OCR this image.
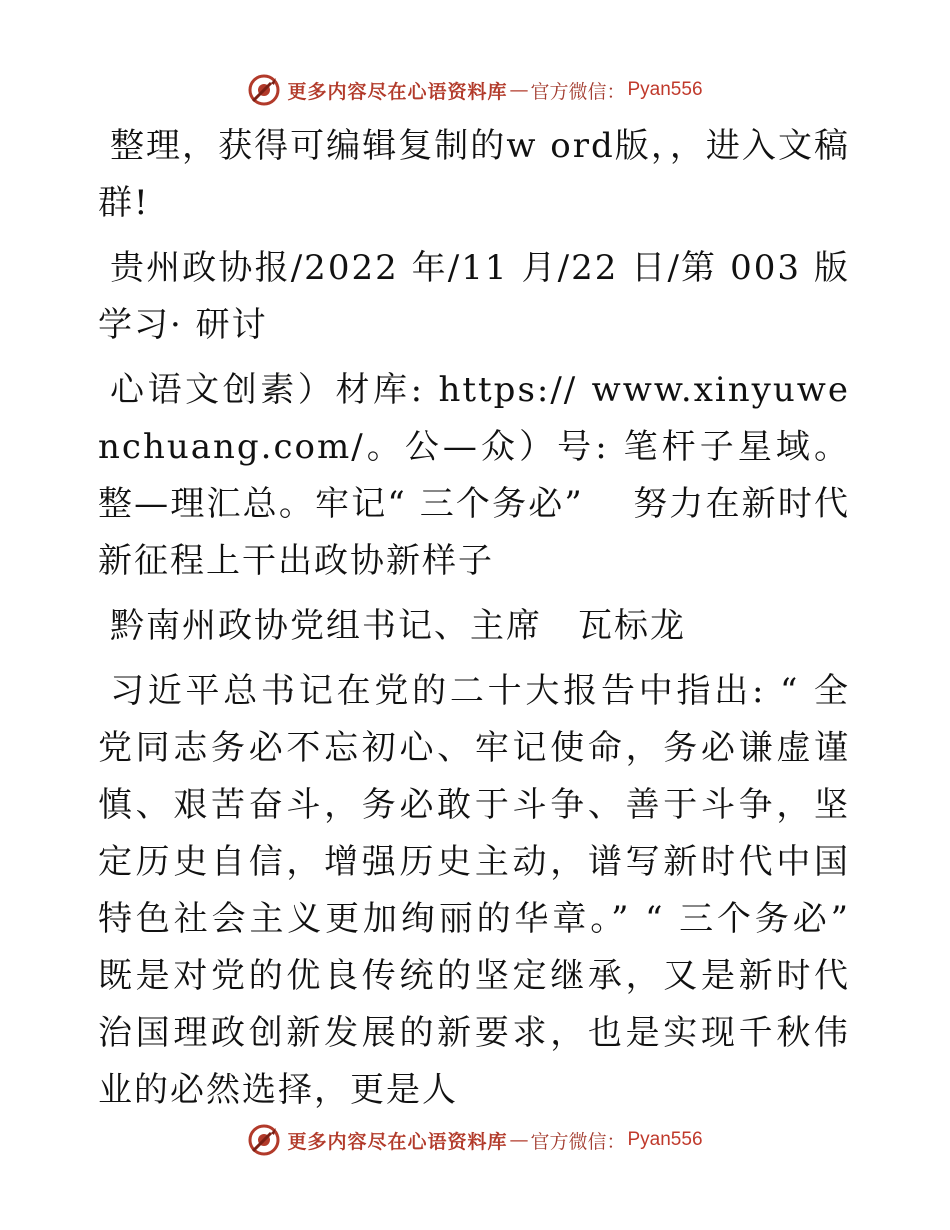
更多内容尽在心语资料库 — 官方微信： Pyan556

整理，获得可编辑复制的w ord版，，进入文稿群!

贵州政协报/2022 年/11 月/22 日/第 003 版学习· 研讨

心语文创素）材库: https:// www.xinyuwenchuang.com/。公—众）号: 笔杆子星域。整—理汇总。牢记“ 三个务必”　 努力在新时代新征程上干出政协新样子

黔南州政协党组书记、主席　瓦标龙

习近平总书记在党的二十大报告中指出: “ 全党同志务必不忘初心、牢记使命，务必谦虚谨慎、艰苦奋斗，务必敢于斗争、善于斗争，坚定历史自信，增强历史主动，谱写新时代中国特色社会主义更加绚丽的华章。” “ 三个务必” 既是对党的优良传统的坚定继承，又是新时代治国理政创新发展的新要求，也是实现千秋伟业的必然选择，更是人

更多内容尽在心语资料库 — 官方微信： Pyan556
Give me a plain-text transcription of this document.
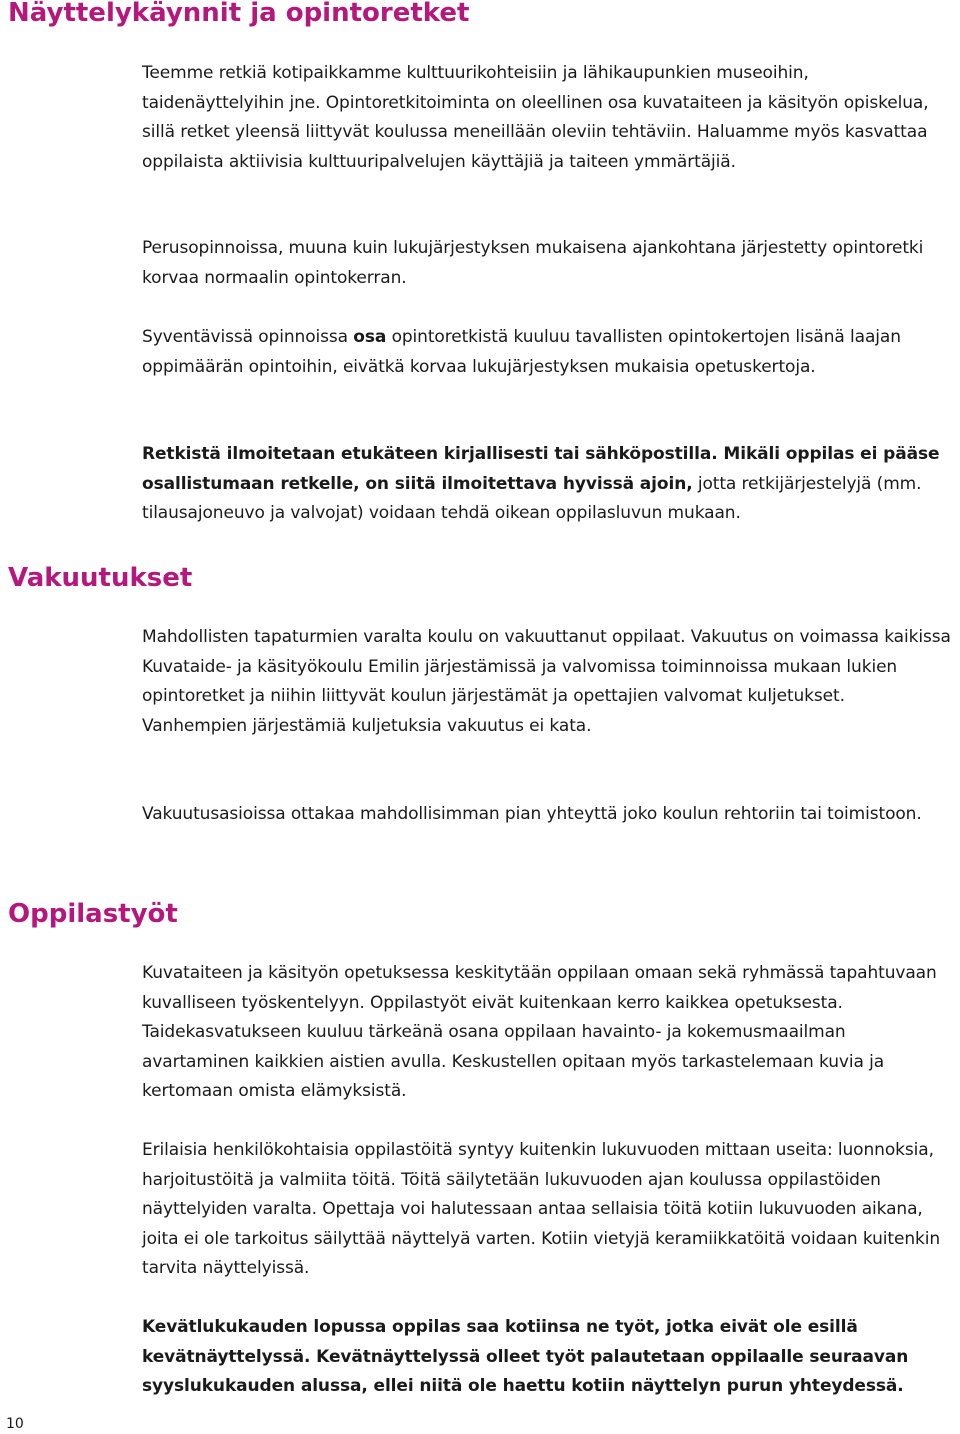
Näyttelykäynnit ja opintoretket

Teemme retkiä kotipaikkamme kulttuurikohteisiin ja lähikaupunkien museoihin, taidenäyttelyihin jne. Opintoretkitoiminta on oleellinen osa kuvataiteen ja käsityön opiskelua, sillä retket yleensä liittyvät koulussa meneillään oleviin tehtäviin. Haluamme myös kasvattaa oppilaista aktiivisia kulttuuripalvelujen käyttäjiä ja taiteen ymmärtäjiä.

Perusopinnoissa, muuna kuin lukujärjestyksen mukaisena ajankohtana järjestetty opintoretki korvaa normaalin opintokerran.

Syventävissä opinnoissa osa opintoretkistä kuuluu tavallisten opintokertojen lisänä laajan oppimäärän opintoihin, eivätkä korvaa lukujärjestyksen mukaisia opetuskertoja.

Retkistä ilmoitetaan etukäteen kirjallisesti tai sähköpostilla. Mikäli oppilas ei pääse osallistumaan retkelle, on siitä ilmoitettava hyvissä ajoin, jotta retkijärjestelyjä (mm. tilausajoneuvo ja valvojat) voidaan tehdä oikean oppilasluvun mukaan.

Vakuutukset

Mahdollisten tapaturmien varalta koulu on vakuuttanut oppilaat. Vakuutus on voimassa kaikissa Kuvataide- ja käsityökoulu Emilin järjestämissä ja valvomissa toiminnoissa mukaan lukien opintoretket ja niihin liittyvät koulun järjestämät ja opettajien valvomat kuljetukset. Vanhempien järjestämiä kuljetuksia vakuutus ei kata.

Vakuutusasioissa ottakaa mahdollisimman pian yhteyttä joko koulun rehtoriin tai toimistoon.

Oppilastyöt

Kuvataiteen ja käsityön opetuksessa keskitytään oppilaan omaan sekä ryhmässä tapahtuvaan kuvalliseen työskentelyyn. Oppilastyöt eivät kuitenkaan kerro kaikkea opetuksesta. Taidekasvatukseen kuuluu tärkeänä osana oppilaan havainto- ja kokemusmaailman avartaminen kaikkien aistien avulla. Keskustellen opitaan myös tarkastelemaan kuvia ja kertomaan omista elämyksistä.

Erilaisia henkilökohtaisia oppilastöitä syntyy kuitenkin lukuvuoden mittaan useita: luonnoksia, harjoitustöitä ja valmiita töitä. Töitä säilytetään lukuvuoden ajan koulussa oppilastöiden näyttelyiden varalta. Opettaja voi halutessaan antaa sellaisia töitä kotiin lukuvuoden aikana, joita ei ole tarkoitus säilyttää näyttelyä varten. Kotiin vietyjä keramiikkatöitä voidaan kuitenkin tarvita näyttelyissä.

Kevätlukukauden lopussa oppilas saa kotiinsa ne työt, jotka eivät ole esillä kevätnäyttelyssä. Kevätnäyttelyssä olleet työt palautetaan oppilaalle seuraavan syyslukukauden alussa, ellei niitä ole haettu kotiin näyttelyn purun yhteydessä.

10
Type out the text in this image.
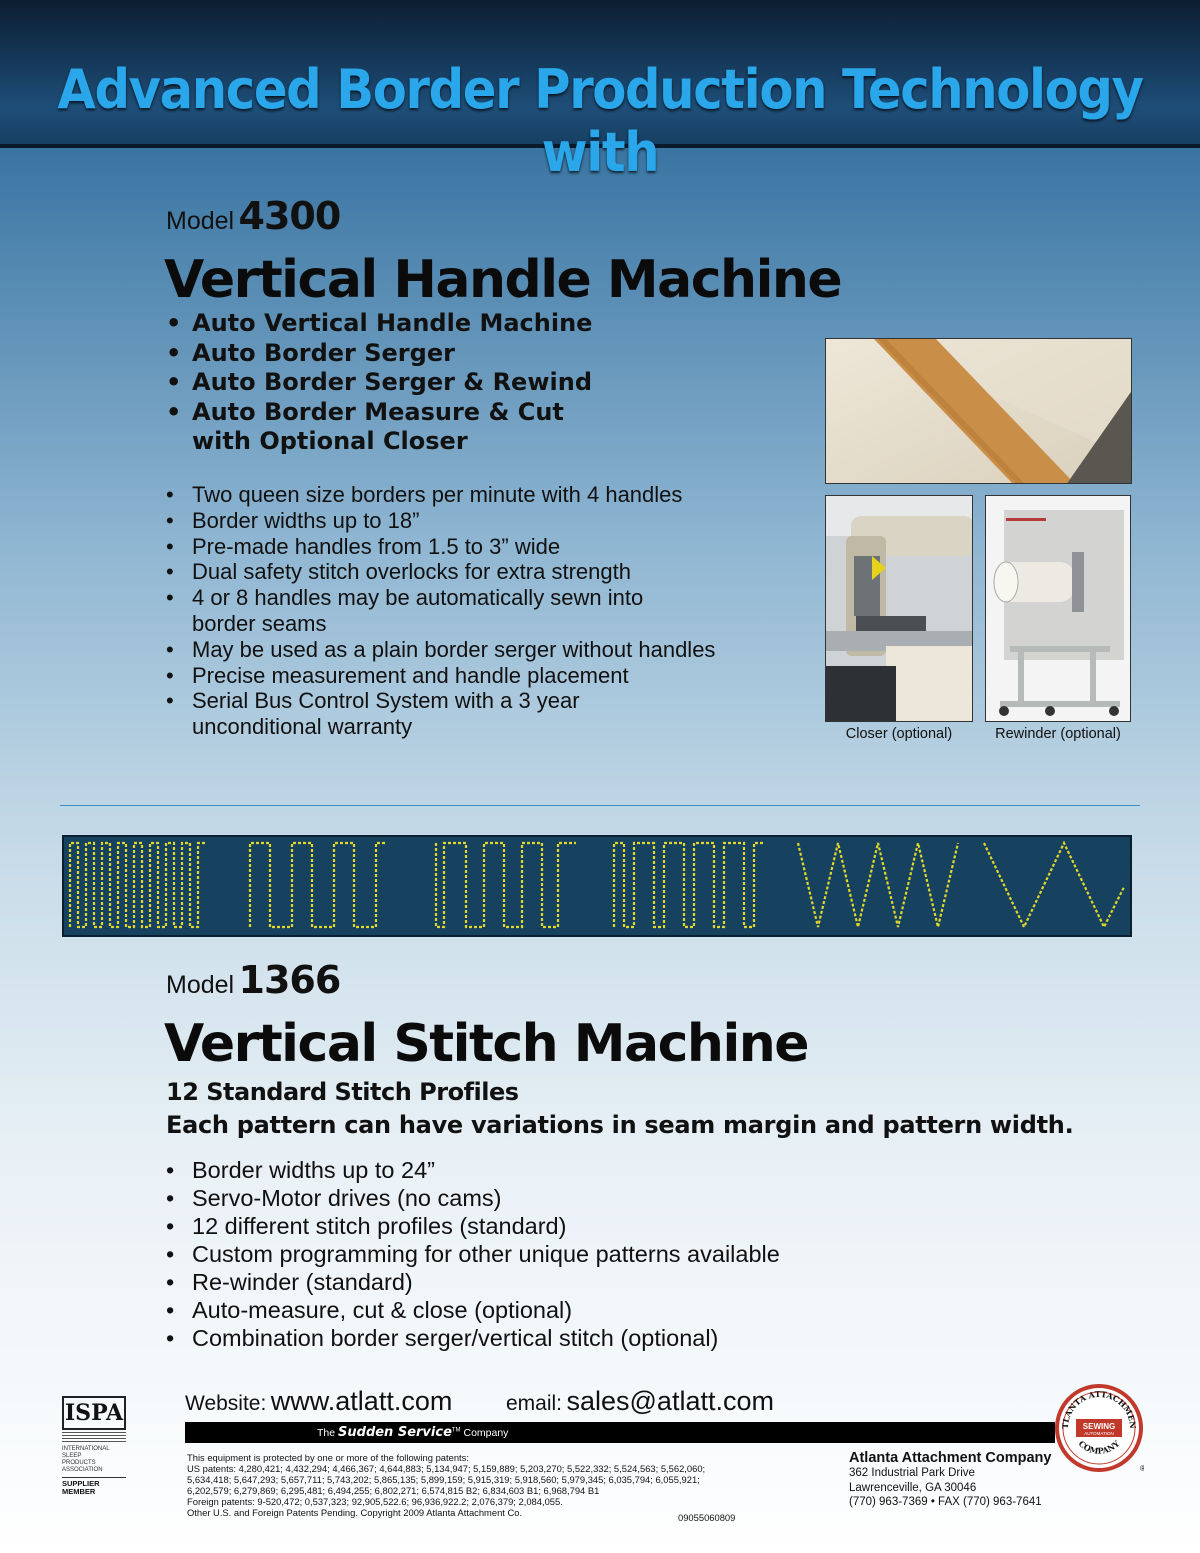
Advanced Border Production Technology with
Model 4300
Vertical Handle Machine
• Auto Vertical Handle Machine
• Auto Border Serger
• Auto Border Serger & Rewind
• Auto Border Measure & Cut
with Optional Closer
• Two queen size borders per minute with 4 handles
• Border widths up to 18”
• Pre-made handles from 1.5 to 3” wide
• Dual safety stitch overlocks for extra strength
• 4 or 8 handles may be automatically sewn into
border seams
• May be used as a plain border serger without handles
• Precise measurement and handle placement
• Serial Bus Control System with a 3 year
unconditional warranty	Closer (optional)	Rewinder (optional)
Model 1366
Vertical Stitch Machine
12 Standard Stitch Profiles
Each pattern can have variations in seam margin and pattern width.
• Border widths up to 24”
• Servo-Motor drives (no cams)
• 12 different stitch profiles (standard)
• Custom programming for other unique patterns available
• Re-winder (standard)
• Auto-measure, cut & close (optional)
• Combination border serger/vertical stitch (optional)
ISPA
INTERNATIONAL
SLEEP
PRODUCTS
ASSOCIATION
SUPPLIER
MEMBER
Website: www.atlatt.com	email: sales@atlatt.com
The Sudden Service™ Company
This equipment is protected by one or more of the following patents:
US patents: 4,280,421; 4,432,294; 4,466,367; 4,644,883; 5,134,947; 5,159,889; 5,203,270; 5,522,332; 5,524,563; 5,562,060;
5,634,418; 5,647,293; 5,657,711; 5,743,202; 5,865,135; 5,899,159; 5,915,319; 5,918,560; 5,979,345; 6,035,794; 6,055,921;
6,202,579; 6,279,869; 6,295,481; 6,494,255; 6,802,271; 6,574,815 B2; 6,834,603 B1; 6,968,794 B1
Foreign patents: 9-520,472; 0,537,323; 92,905,522.6; 96,936,922.2; 2,076,379; 2,084,055.
Other U.S. and Foreign Patents Pending. Copyright 2009 Atlanta Attachment Co.	09055060809
Atlanta Attachment Company
362 Industrial Park Drive
Lawrenceville, GA 30046
(770) 963-7369 • FAX (770) 963-7641
TLANTA ATTACHMEN
COMPANY
SEWING
AUTOMATION
®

....

**EXERCISE DIRECTIONS:** Reproduce the full listing faithfully, but do not carry over any pictures.

**REPLY TO THE TASK:**
OCR this image.
更多内容尽在心语资料库 — 官方微信： Pyan556

整理，获得可编辑复制的w ord版，，进入文稿群!

贵州政协报/2022 年/11 月/22 日/第 003 版学习· 研讨

心语文创素）材库: https:// www.xinyuwenchuang.com/。公—众）号: 笔杆子星域。整—理汇总。牢记“ 三个务必”　 努力在新时代新征程上干出政协新样子

黔南州政协党组书记、主席　瓦标龙

习近平总书记在党的二十大报告中指出: “ 全党同志务必不忘初心、牢记使命，务必谦虚谨慎、艰苦奋斗，务必敢于斗争、善于斗争，坚定历史自信，增强历史主动，谱写新时代中国特色社会主义更加绚丽的华章。” “ 三个务必” 既是对党的优良传统的坚定继承，又是新时代治国理政创新发展的新要求，也是实现千秋伟业的必然选择，更是人

更多内容尽在心语资料库 — 官方微信： Pyan556
Give me a plain-text transcription of this document.
Näyttelykäynnit ja opintoretket

Teemme retkiä kotipaikkamme kulttuurikohteisiin ja lähikaupunkien museoihin, taidenäyttelyihin jne. Opintoretkitoiminta on oleellinen osa kuvataiteen ja käsityön opiskelua, sillä retket yleensä liittyvät koulussa meneillään oleviin tehtäviin. Haluamme myös kasvattaa oppilaista aktiivisia kulttuuripalvelujen käyttäjiä ja taiteen ymmärtäjiä.

Perusopinnoissa, muuna kuin lukujärjestyksen mukaisena ajankohtana järjestetty opintoretki korvaa normaalin opintokerran.

Syventävissä opinnoissa osa opintoretkistä kuuluu tavallisten opintokertojen lisänä laajan oppimäärän opintoihin, eivätkä korvaa lukujärjestyksen mukaisia opetuskertoja.

Retkistä ilmoitetaan etukäteen kirjallisesti tai sähköpostilla. Mikäli oppilas ei pääse osallistumaan retkelle, on siitä ilmoitettava hyvissä ajoin, jotta retkijärjestelyjä (mm. tilausajoneuvo ja valvojat) voidaan tehdä oikean oppilasluvun mukaan.

Vakuutukset

Mahdollisten tapaturmien varalta koulu on vakuuttanut oppilaat. Vakuutus on voimassa kaikissa Kuvataide- ja käsityökoulu Emilin järjestämissä ja valvomissa toiminnoissa mukaan lukien opintoretket ja niihin liittyvät koulun järjestämät ja opettajien valvomat kuljetukset. Vanhempien järjestämiä kuljetuksia vakuutus ei kata.

Vakuutusasioissa ottakaa mahdollisimman pian yhteyttä joko koulun rehtoriin tai toimistoon.

Oppilastyöt

Kuvataiteen ja käsityön opetuksessa keskitytään oppilaan omaan sekä ryhmässä tapahtuvaan kuvalliseen työskentelyyn. Oppilastyöt eivät kuitenkaan kerro kaikkea opetuksesta. Taidekasvatukseen kuuluu tärkeänä osana oppilaan havainto- ja kokemusmaailman avartaminen kaikkien aistien avulla. Keskustellen opitaan myös tarkastelemaan kuvia ja kertomaan omista elämyksistä.

Erilaisia henkilökohtaisia oppilastöitä syntyy kuitenkin lukuvuoden mittaan useita: luonnoksia, harjoitustöitä ja valmiita töitä. Töitä säilytetään lukuvuoden ajan koulussa oppilastöiden näyttelyiden varalta. Opettaja voi halutessaan antaa sellaisia töitä kotiin lukuvuoden aikana, joita ei ole tarkoitus säilyttää näyttelyä varten. Kotiin vietyjä keramiikkatöitä voidaan kuitenkin tarvita näyttelyissä.

Kevätlukukauden lopussa oppilas saa kotiinsa ne työt, jotka eivät ole esillä kevätnäyttelyssä. Kevätnäyttelyssä olleet työt palautetaan oppilaalle seuraavan syyslukukauden alussa, ellei niitä ole haettu kotiin näyttelyn purun yhteydessä.

10
Type out the text in this image.
Advanced Border Production Technology with
Model 4300
Vertical Handle Machine
• Auto Vertical Handle Machine
• Auto Border Serger
• Auto Border Serger & Rewind
• Auto Border Measure & Cut
with Optional Closer
• Two queen size borders per minute with 4 handles
• Border widths up to 18”
• Pre-made handles from 1.5 to 3” wide
• Dual safety stitch overlocks for extra strength
• 4 or 8 handles may be automatically sewn into
border seams
• May be used as a plain border serger without handles
• Precise measurement and handle placement
• Serial Bus Control System with a 3 year
unconditional warranty	Closer (optional)	Rewinder (optional)
Model 1366
Vertical Stitch Machine
12 Standard Stitch Profiles
Each pattern can have variations in seam margin and pattern width.
• Border widths up to 24”
• Servo-Motor drives (no cams)
• 12 different stitch profiles (standard)
• Custom programming for other unique patterns available
• Re-winder (standard)
• Auto-measure, cut & close (optional)
• Combination border serger/vertical stitch (optional)
ISPA
INTERNATIONAL
SLEEP
PRODUCTS
ASSOCIATION
SUPPLIER
MEMBER
Website: www.atlatt.com	email: sales@atlatt.com
The Sudden Service™ Company
This equipment is protected by one or more of the following patents:
US patents: 4,280,421; 4,432,294; 4,466,367; 4,644,883; 5,134,947; 5,159,889; 5,203,270; 5,522,332; 5,524,563; 5,562,060;
5,634,418; 5,647,293; 5,657,711; 5,743,202; 5,865,135; 5,899,159; 5,915,319; 5,918,560; 5,979,345; 6,035,794; 6,055,921;
6,202,579; 6,279,869; 6,295,481; 6,494,255; 6,802,271; 6,574,815 B2; 6,834,603 B1; 6,968,794 B1
Foreign patents: 9-520,472; 0,537,323; 92,905,522.6; 96,936,922.2; 2,076,379; 2,084,055.
Other U.S. and Foreign Patents Pending. Copyright 2009 Atlanta Attachment Co.	09055060809
Atlanta Attachment Company
362 Industrial Park Drive
Lawrenceville, GA 30046
(770) 963-7369 • FAX (770) 963-7641
TLANTA ATTACHMEN
COMPANY
SEWING
AUTOMATION
®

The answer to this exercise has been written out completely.